Objective>
In the passage on neo-classical economics, what two assumptions did the neo-classical conclusions rest on?

The intellectual achievement of the neo-classical economists was formidable. Without doubt, the models formulated by its contributors register high on the scales of aesthetic appeal and logical symmetry. Their work fitted the pieces of a complex system into a coherent package and stated the relationships between them in a fashion amenable to mathematical analysis. Their approach brought new standards of rigour to economic discourse and largely silenced the overtones of inevitability which, in varying degree, had been associated with classical and Marxian argumentation. Human volition was brought to the centre of the stage. Economic analysis, as construed by writers of a neo-classical persuasion, centred on the functioning of the market system and its major objective was to clarify the choices open to producers and consumers in market situations. From this perspective fears that cleavages in the economic structure might be unbridgeable were suppressed. Instead, the economic order was viewed as an organic unit, the components of which were mutually interdependent. On this basis, judgements about the welfare of the whole society (as opposed to statements about gains and losses to individual groups) were legitimate. Though the early neo-classicists did not speak with one voice on this matter, most maintained that - apart from cases in which economies of scale prevailed - the free functioning of the market would normally advance the general welfare.


These conclusions - as well as the elegant formal system from which they were derived - rested on two important assumptions. In the first place, it was necessary to hold that highly competitive conditions characterized the bulk of economic activity. It was, of course, recognized that certain lines of production (i.e. those subject to increasing returns) were inconsistent with these assumptions and that some form of government intervention to deal with them was justified. Nevertheless, it was held that, in most markets, consumers ultimately guided the allocation of resources and that producers could not exercise unilateral influence over prices. But if this outcome was to be judged as beneficent, it was also necessary to maintain that no resources would be involuntarily idle. From neo-classical premisses, confidence that 'full employment' would be the normal operating level of the economy flowed naturally. This did not mean that fluctuations in the aggregate level of economic activity could never occur. Despite occasional disturbances arising from miscalculations and malfunctionings in the monetary system, the normal operation of the market system would be sufficient to assure speedy correction of these abnormalities.

Record extracts>
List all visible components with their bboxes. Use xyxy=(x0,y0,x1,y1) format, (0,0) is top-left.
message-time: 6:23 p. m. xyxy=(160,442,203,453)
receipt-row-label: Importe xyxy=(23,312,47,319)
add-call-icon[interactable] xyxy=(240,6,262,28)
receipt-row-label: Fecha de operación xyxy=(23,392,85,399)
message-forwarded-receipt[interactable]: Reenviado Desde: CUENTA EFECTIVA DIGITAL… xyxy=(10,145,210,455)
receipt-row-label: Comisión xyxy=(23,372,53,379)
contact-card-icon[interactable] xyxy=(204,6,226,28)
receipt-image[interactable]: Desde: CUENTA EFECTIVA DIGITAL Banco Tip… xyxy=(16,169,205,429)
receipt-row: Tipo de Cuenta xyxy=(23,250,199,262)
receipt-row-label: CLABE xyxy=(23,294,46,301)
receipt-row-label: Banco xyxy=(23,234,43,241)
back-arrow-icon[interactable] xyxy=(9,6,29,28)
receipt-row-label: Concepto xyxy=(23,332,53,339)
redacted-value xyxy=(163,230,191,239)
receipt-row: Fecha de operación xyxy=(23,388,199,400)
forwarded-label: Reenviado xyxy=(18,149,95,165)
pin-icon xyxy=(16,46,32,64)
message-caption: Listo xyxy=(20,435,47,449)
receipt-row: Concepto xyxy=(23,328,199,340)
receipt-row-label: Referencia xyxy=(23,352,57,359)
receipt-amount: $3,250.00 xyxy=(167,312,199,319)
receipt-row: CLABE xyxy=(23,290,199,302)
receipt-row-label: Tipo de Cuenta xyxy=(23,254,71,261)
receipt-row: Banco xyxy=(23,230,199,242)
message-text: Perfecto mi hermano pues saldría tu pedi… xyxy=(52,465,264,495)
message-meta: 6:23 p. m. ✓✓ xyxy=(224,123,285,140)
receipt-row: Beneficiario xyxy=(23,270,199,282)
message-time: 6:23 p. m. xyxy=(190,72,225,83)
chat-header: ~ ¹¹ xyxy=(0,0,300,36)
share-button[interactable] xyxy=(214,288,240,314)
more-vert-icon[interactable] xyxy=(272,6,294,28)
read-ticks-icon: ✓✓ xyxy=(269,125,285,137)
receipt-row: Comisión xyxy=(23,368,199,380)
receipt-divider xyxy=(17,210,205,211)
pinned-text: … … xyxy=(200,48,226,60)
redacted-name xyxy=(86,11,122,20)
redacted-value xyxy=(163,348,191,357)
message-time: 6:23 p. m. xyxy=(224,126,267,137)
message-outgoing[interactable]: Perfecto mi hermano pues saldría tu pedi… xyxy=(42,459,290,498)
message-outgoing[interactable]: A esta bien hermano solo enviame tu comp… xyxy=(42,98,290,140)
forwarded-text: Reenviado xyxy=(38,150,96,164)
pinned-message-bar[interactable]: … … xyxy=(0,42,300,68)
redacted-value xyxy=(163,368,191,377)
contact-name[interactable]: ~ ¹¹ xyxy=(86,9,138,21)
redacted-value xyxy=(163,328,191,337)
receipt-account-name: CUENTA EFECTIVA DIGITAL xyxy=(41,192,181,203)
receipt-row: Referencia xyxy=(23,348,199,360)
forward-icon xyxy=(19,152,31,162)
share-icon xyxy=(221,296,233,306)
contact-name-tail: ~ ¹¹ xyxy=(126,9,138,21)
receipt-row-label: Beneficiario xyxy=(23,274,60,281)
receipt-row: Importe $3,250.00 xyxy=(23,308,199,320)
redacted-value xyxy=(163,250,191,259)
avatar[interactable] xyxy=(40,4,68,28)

Written solution>
That highly competitive conditions characterized the bulk of economic activity, and that no resources would be involuntarily idle.